━━ RECORDS PROVIDED ━━

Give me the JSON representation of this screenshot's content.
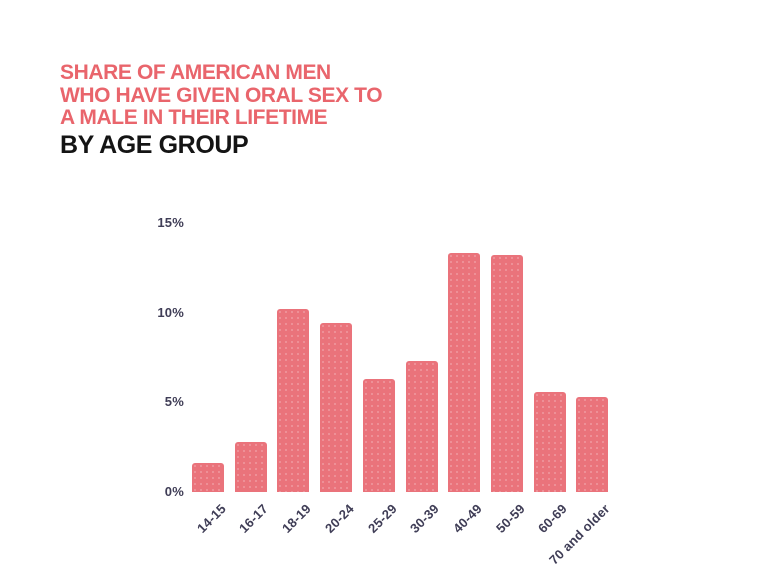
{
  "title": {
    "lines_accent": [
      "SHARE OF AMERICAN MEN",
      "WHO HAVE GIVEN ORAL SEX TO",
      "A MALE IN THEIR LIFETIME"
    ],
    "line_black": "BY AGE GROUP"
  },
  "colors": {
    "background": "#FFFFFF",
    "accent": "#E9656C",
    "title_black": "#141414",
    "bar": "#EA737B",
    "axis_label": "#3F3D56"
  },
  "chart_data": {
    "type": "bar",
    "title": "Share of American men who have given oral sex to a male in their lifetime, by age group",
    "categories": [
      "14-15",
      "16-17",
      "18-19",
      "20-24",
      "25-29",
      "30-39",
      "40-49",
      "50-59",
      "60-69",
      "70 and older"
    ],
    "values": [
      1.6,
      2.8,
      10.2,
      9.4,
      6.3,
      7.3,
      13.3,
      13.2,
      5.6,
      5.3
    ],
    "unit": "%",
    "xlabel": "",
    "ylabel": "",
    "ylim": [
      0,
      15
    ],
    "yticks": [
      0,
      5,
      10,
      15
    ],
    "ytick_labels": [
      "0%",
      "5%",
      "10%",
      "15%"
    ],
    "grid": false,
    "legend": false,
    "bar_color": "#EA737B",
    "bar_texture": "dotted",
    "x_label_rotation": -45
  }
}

━━━

TASK GOAL: Working from the lines above, reproduce the material exactly and exclude its pictures.

FINISHED ANSWER:
Give me the JSON representation of this screenshot's content.
{
  "title": {
    "lines_accent": [
      "SHARE OF AMERICAN MEN",
      "WHO HAVE GIVEN ORAL SEX TO",
      "A MALE IN THEIR LIFETIME"
    ],
    "line_black": "BY AGE GROUP"
  },
  "colors": {
    "background": "#FFFFFF",
    "accent": "#E9656C",
    "title_black": "#141414",
    "bar": "#EA737B",
    "axis_label": "#3F3D56"
  },
  "chart_data": {
    "type": "bar",
    "title": "Share of American men who have given oral sex to a male in their lifetime, by age group",
    "categories": [
      "14-15",
      "16-17",
      "18-19",
      "20-24",
      "25-29",
      "30-39",
      "40-49",
      "50-59",
      "60-69",
      "70 and older"
    ],
    "values": [
      1.6,
      2.8,
      10.2,
      9.4,
      6.3,
      7.3,
      13.3,
      13.2,
      5.6,
      5.3
    ],
    "unit": "%",
    "xlabel": "",
    "ylabel": "",
    "ylim": [
      0,
      15
    ],
    "yticks": [
      0,
      5,
      10,
      15
    ],
    "ytick_labels": [
      "0%",
      "5%",
      "10%",
      "15%"
    ],
    "grid": false,
    "legend": false,
    "bar_color": "#EA737B",
    "bar_texture": "dotted",
    "x_label_rotation": -45
  }
}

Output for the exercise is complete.